Extract every line that contains the string "ylabel".

[start Provided information]

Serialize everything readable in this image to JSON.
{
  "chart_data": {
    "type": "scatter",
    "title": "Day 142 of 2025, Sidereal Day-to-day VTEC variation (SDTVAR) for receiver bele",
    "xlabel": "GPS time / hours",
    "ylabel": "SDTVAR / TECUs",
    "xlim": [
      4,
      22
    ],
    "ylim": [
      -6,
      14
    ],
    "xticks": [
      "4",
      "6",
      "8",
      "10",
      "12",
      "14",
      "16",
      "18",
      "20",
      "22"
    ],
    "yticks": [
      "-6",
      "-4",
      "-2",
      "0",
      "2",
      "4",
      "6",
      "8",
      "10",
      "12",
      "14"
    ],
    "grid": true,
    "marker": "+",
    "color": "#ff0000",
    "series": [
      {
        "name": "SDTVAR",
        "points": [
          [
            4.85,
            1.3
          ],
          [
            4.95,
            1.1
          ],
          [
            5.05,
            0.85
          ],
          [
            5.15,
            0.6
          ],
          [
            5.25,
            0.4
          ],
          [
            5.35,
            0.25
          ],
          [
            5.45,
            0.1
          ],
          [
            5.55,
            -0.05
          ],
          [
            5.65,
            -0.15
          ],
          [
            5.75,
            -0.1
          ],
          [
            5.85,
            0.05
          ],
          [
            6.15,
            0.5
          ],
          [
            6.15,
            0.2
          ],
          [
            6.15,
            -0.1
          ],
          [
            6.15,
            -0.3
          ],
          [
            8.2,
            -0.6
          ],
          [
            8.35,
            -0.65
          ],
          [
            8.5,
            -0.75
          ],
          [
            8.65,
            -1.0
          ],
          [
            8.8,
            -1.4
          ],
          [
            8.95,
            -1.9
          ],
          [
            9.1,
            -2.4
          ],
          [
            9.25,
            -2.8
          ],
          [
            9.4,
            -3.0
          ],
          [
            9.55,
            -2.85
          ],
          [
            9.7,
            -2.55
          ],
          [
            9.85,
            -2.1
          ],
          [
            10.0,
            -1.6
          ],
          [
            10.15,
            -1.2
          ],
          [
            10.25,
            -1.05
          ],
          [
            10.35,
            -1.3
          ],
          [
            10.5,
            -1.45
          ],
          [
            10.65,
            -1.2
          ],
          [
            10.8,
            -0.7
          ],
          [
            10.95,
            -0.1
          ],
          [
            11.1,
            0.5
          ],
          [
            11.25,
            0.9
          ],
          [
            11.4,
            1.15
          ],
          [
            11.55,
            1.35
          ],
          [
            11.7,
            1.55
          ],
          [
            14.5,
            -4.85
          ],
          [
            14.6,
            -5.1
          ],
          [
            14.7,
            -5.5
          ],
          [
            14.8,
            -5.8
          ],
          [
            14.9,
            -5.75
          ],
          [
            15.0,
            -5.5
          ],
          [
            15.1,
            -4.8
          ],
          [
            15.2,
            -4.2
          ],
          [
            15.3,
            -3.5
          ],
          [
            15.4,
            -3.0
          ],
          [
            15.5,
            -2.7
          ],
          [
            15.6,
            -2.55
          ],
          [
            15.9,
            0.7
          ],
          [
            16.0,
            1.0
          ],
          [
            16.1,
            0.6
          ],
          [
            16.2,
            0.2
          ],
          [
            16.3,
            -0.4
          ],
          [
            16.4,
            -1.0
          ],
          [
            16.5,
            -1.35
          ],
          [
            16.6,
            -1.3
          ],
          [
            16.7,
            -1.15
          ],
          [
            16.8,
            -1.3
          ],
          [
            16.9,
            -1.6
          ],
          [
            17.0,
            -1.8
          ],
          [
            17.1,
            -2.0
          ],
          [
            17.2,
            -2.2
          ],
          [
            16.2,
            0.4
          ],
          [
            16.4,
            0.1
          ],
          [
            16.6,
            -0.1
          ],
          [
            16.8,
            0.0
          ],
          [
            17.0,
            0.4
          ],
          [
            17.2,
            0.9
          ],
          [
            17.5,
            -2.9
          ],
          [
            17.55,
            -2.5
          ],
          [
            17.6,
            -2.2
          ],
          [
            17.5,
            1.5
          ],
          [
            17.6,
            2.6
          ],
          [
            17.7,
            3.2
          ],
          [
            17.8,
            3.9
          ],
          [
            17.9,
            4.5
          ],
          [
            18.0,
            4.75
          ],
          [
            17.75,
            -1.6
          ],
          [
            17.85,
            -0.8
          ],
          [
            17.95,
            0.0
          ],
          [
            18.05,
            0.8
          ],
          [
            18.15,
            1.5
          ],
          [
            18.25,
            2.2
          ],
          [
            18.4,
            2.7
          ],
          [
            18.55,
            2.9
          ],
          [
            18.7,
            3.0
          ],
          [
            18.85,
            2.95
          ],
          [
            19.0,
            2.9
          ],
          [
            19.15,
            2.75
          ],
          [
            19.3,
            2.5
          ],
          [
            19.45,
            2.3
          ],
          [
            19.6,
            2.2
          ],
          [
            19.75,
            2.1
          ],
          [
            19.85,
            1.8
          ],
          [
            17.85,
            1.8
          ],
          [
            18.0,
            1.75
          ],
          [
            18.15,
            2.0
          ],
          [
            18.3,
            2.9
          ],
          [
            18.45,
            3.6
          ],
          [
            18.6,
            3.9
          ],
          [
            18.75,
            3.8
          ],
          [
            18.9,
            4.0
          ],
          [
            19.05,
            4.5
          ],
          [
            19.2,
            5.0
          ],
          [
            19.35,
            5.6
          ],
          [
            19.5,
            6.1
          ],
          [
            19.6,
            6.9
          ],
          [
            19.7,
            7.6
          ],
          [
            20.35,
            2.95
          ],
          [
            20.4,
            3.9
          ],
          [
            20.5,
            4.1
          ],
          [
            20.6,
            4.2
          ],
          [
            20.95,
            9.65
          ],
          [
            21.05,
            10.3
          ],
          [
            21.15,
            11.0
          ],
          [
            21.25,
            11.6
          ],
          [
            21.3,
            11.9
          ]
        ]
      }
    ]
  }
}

[end Provided information]
[start Provided information]

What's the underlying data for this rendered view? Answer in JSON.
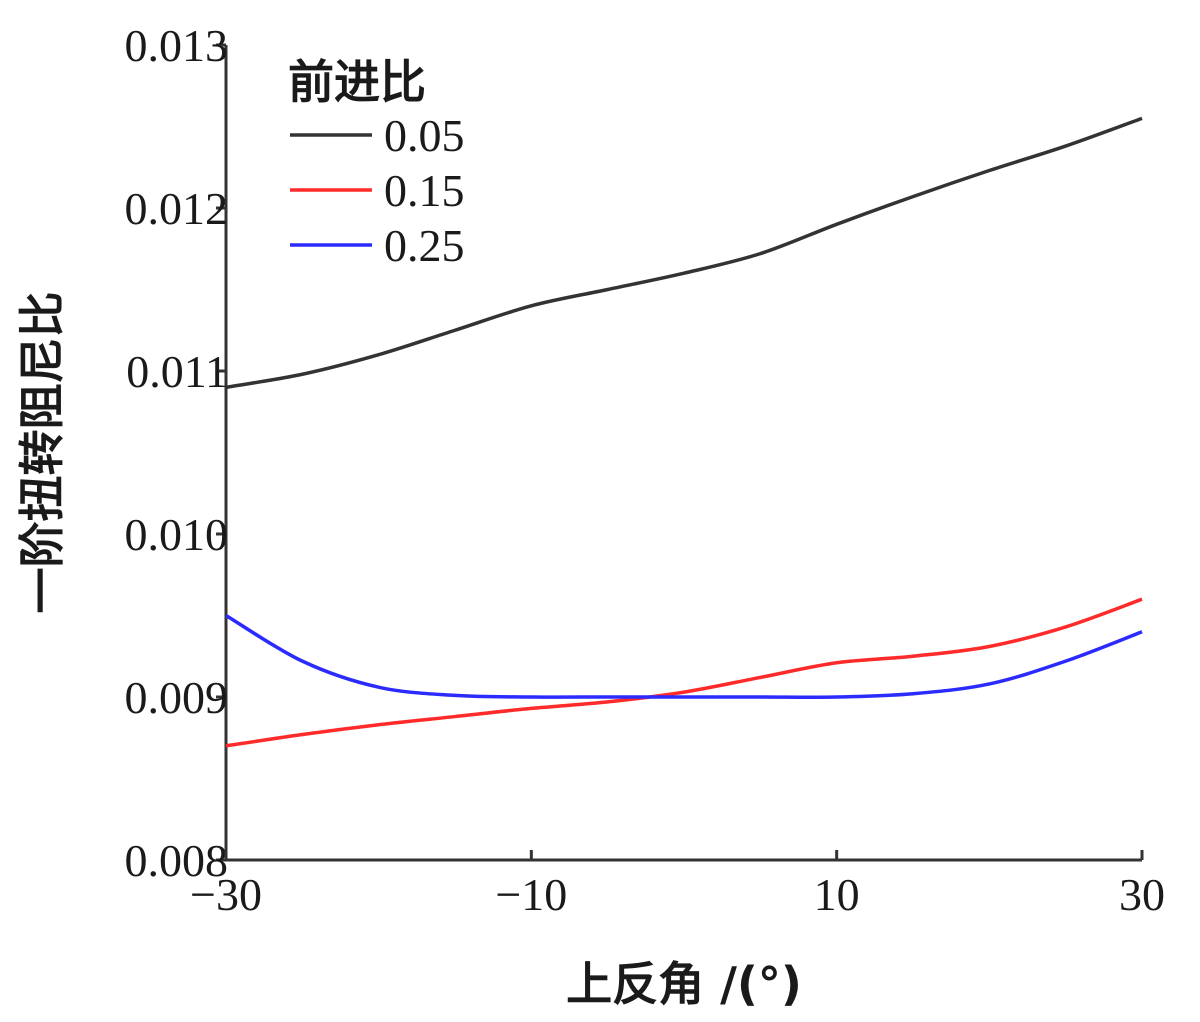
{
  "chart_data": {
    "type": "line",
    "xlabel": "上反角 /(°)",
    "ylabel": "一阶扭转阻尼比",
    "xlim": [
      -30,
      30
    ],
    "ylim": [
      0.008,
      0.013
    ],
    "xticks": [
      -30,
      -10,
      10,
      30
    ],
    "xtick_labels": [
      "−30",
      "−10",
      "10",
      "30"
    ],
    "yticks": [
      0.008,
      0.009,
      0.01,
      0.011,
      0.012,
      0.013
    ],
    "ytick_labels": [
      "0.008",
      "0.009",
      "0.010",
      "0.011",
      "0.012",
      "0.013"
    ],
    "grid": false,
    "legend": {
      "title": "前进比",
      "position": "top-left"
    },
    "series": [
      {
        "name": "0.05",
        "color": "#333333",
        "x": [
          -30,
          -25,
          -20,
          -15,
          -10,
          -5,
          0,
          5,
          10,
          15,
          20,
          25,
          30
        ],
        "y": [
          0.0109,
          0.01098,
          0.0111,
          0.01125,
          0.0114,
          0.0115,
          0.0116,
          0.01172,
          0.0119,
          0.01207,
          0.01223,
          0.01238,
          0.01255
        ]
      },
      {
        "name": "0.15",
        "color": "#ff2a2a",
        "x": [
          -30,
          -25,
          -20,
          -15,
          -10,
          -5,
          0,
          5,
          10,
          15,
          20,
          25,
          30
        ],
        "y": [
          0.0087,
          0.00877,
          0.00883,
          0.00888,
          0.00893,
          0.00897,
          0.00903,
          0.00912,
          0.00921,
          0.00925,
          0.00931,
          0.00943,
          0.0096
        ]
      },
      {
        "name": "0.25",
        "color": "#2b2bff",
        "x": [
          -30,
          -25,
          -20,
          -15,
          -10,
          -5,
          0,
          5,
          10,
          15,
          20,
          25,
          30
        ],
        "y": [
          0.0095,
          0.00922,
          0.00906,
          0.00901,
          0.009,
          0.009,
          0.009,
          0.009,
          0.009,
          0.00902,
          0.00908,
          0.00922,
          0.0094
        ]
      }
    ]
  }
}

[end Provided information]

● Output for this task
    "ylabel": "SDTVAR / TECUs",
    "ylabel": "一阶扭转阻尼比",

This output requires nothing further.